Data –
'''
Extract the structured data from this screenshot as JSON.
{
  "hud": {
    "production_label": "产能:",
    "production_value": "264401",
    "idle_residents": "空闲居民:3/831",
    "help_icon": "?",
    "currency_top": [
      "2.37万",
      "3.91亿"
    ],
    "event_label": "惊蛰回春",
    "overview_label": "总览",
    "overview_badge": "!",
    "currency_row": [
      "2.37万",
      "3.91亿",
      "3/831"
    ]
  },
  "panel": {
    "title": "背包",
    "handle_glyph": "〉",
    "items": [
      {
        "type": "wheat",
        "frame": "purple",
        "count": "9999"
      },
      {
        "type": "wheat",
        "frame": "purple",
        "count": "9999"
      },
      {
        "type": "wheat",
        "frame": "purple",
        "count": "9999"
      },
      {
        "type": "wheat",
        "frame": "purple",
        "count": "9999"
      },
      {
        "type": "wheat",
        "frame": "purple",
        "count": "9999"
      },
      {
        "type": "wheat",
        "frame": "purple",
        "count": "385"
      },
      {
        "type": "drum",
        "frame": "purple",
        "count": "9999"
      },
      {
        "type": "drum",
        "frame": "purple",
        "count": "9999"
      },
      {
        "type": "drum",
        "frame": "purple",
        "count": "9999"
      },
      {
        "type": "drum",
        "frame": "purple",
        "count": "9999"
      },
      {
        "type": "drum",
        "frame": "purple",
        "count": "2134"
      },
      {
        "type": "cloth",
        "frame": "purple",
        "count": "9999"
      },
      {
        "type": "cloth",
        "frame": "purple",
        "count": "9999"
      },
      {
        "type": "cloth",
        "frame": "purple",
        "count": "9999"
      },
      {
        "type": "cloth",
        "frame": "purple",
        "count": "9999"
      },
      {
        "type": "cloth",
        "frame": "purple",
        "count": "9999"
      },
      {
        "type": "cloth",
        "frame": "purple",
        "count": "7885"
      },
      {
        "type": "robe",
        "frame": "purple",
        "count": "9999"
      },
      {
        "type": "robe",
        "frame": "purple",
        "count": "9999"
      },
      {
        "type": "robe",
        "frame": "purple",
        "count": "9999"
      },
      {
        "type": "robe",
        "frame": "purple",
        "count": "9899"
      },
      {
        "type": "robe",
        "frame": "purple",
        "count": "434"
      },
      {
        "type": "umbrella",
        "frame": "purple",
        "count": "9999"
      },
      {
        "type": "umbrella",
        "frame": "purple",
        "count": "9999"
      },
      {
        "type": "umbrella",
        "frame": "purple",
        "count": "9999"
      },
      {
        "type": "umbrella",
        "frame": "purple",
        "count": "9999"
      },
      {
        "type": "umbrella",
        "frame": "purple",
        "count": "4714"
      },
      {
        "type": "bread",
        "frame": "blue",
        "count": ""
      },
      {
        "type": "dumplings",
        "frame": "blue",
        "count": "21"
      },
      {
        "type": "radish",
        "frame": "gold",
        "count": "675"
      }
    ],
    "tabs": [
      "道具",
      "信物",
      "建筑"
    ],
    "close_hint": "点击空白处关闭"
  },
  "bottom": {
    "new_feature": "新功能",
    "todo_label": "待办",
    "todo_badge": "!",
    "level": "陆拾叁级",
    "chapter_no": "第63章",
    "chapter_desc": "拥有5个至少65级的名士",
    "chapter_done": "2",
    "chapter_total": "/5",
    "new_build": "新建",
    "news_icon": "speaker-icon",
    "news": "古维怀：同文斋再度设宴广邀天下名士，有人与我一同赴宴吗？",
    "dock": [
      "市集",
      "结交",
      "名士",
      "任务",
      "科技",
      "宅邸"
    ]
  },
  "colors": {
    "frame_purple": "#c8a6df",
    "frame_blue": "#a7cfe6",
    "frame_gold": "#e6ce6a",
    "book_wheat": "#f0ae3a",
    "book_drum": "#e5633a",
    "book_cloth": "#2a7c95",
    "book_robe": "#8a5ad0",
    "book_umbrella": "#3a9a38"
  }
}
'''
The exercise –
Retype the material above, line by line, exactly.

Answer for this exercise –
Extract the structured data from this screenshot as JSON.
{
  "hud": {
    "production_label": "产能:",
    "production_value": "264401",
    "idle_residents": "空闲居民:3/831",
    "help_icon": "?",
    "currency_top": [
      "2.37万",
      "3.91亿"
    ],
    "event_label": "惊蛰回春",
    "overview_label": "总览",
    "overview_badge": "!",
    "currency_row": [
      "2.37万",
      "3.91亿",
      "3/831"
    ]
  },
  "panel": {
    "title": "背包",
    "handle_glyph": "〉",
    "items": [
      {
        "type": "wheat",
        "frame": "purple",
        "count": "9999"
      },
      {
        "type": "wheat",
        "frame": "purple",
        "count": "9999"
      },
      {
        "type": "wheat",
        "frame": "purple",
        "count": "9999"
      },
      {
        "type": "wheat",
        "frame": "purple",
        "count": "9999"
      },
      {
        "type": "wheat",
        "frame": "purple",
        "count": "9999"
      },
      {
        "type": "wheat",
        "frame": "purple",
        "count": "385"
      },
      {
        "type": "drum",
        "frame": "purple",
        "count": "9999"
      },
      {
        "type": "drum",
        "frame": "purple",
        "count": "9999"
      },
      {
        "type": "drum",
        "frame": "purple",
        "count": "9999"
      },
      {
        "type": "drum",
        "frame": "purple",
        "count": "9999"
      },
      {
        "type": "drum",
        "frame": "purple",
        "count": "2134"
      },
      {
        "type": "cloth",
        "frame": "purple",
        "count": "9999"
      },
      {
        "type": "cloth",
        "frame": "purple",
        "count": "9999"
      },
      {
        "type": "cloth",
        "frame": "purple",
        "count": "9999"
      },
      {
        "type": "cloth",
        "frame": "purple",
        "count": "9999"
      },
      {
        "type": "cloth",
        "frame": "purple",
        "count": "9999"
      },
      {
        "type": "cloth",
        "frame": "purple",
        "count": "7885"
      },
      {
        "type": "robe",
        "frame": "purple",
        "count": "9999"
      },
      {
        "type": "robe",
        "frame": "purple",
        "count": "9999"
      },
      {
        "type": "robe",
        "frame": "purple",
        "count": "9999"
      },
      {
        "type": "robe",
        "frame": "purple",
        "count": "9899"
      },
      {
        "type": "robe",
        "frame": "purple",
        "count": "434"
      },
      {
        "type": "umbrella",
        "frame": "purple",
        "count": "9999"
      },
      {
        "type": "umbrella",
        "frame": "purple",
        "count": "9999"
      },
      {
        "type": "umbrella",
        "frame": "purple",
        "count": "9999"
      },
      {
        "type": "umbrella",
        "frame": "purple",
        "count": "9999"
      },
      {
        "type": "umbrella",
        "frame": "purple",
        "count": "4714"
      },
      {
        "type": "bread",
        "frame": "blue",
        "count": ""
      },
      {
        "type": "dumplings",
        "frame": "blue",
        "count": "21"
      },
      {
        "type": "radish",
        "frame": "gold",
        "count": "675"
      }
    ],
    "tabs": [
      "道具",
      "信物",
      "建筑"
    ],
    "close_hint": "点击空白处关闭"
  },
  "bottom": {
    "new_feature": "新功能",
    "todo_label": "待办",
    "todo_badge": "!",
    "level": "陆拾叁级",
    "chapter_no": "第63章",
    "chapter_desc": "拥有5个至少65级的名士",
    "chapter_done": "2",
    "chapter_total": "/5",
    "new_build": "新建",
    "news_icon": "speaker-icon",
    "news": "古维怀：同文斋再度设宴广邀天下名士，有人与我一同赴宴吗？",
    "dock": [
      "市集",
      "结交",
      "名士",
      "任务",
      "科技",
      "宅邸"
    ]
  },
  "colors": {
    "frame_purple": "#c8a6df",
    "frame_blue": "#a7cfe6",
    "frame_gold": "#e6ce6a",
    "book_wheat": "#f0ae3a",
    "book_drum": "#e5633a",
    "book_cloth": "#2a7c95",
    "book_robe": "#8a5ad0",
    "book_umbrella": "#3a9a38"
  }
}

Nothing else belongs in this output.